Check every line of the entries below for the word "parts", and copy the ones that have it.

Dataset items:

--- START ---

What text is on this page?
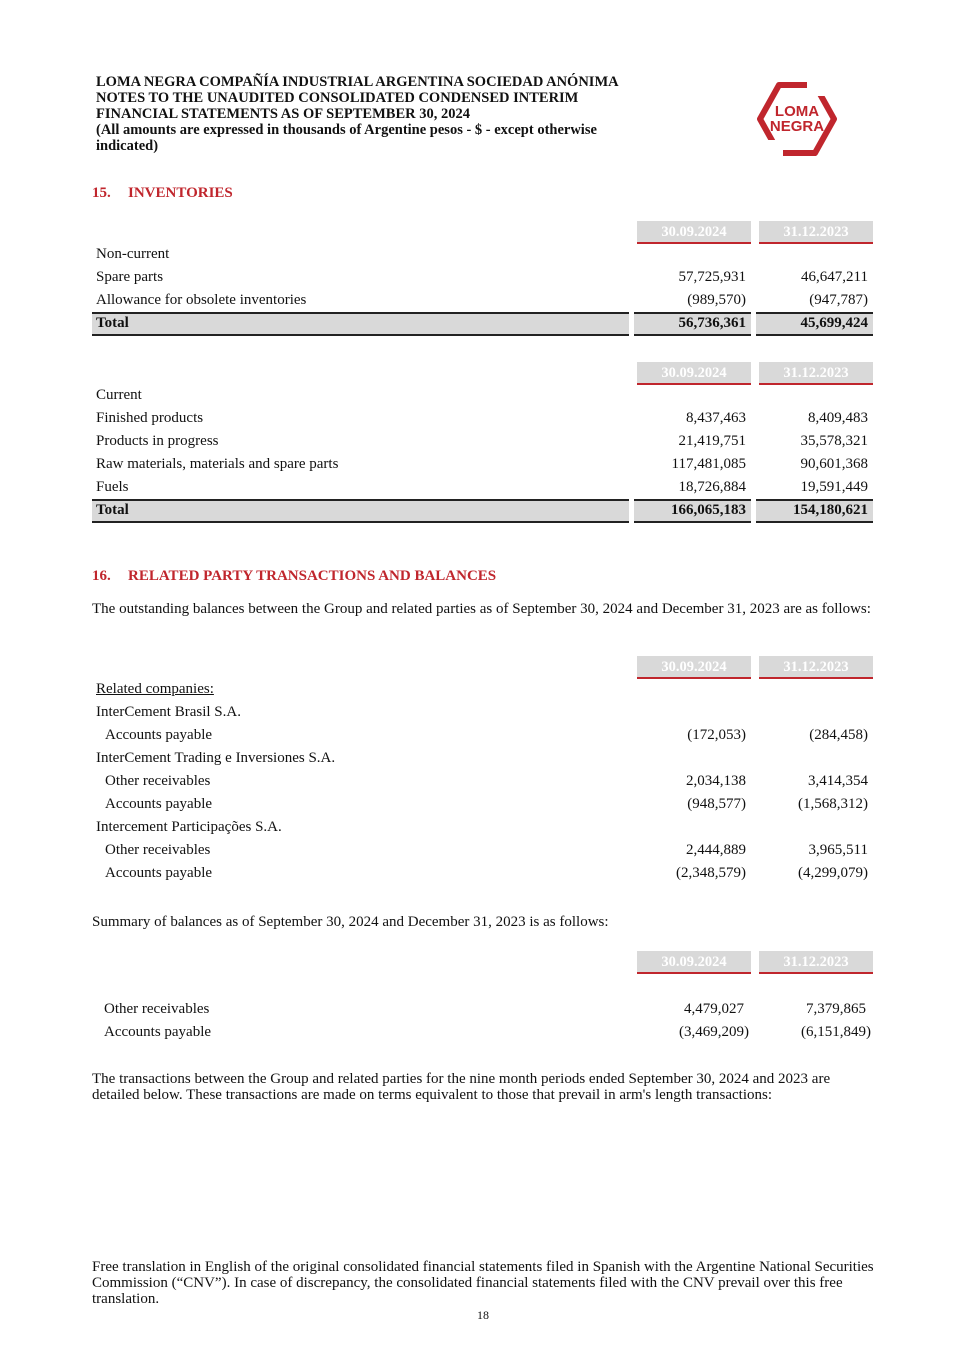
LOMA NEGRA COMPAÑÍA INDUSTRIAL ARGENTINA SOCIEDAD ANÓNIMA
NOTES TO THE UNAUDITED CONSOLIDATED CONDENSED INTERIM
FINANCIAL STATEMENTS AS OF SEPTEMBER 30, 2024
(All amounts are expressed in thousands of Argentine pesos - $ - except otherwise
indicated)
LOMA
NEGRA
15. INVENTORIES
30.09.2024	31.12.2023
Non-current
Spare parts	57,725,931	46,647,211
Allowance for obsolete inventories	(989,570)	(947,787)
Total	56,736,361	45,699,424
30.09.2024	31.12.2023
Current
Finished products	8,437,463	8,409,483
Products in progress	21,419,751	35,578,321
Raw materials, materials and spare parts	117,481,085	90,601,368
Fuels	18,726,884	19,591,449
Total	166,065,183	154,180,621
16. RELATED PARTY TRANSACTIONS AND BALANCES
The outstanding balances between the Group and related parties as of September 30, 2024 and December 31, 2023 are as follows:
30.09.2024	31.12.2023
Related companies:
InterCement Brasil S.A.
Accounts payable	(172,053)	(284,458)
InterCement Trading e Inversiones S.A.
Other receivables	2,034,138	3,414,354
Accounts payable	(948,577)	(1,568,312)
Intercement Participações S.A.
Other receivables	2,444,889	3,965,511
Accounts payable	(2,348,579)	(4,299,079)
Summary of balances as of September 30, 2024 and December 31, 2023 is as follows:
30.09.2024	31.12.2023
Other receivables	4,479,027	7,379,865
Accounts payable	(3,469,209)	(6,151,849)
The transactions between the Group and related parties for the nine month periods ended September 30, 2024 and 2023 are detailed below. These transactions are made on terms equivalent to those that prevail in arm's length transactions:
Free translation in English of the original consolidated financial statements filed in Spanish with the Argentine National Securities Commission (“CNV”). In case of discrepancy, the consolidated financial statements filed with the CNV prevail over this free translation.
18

--- END ---

- _Task response_:
Spare parts	57,725,931	46,647,211
Raw materials, materials and spare parts	117,481,085	90,601,368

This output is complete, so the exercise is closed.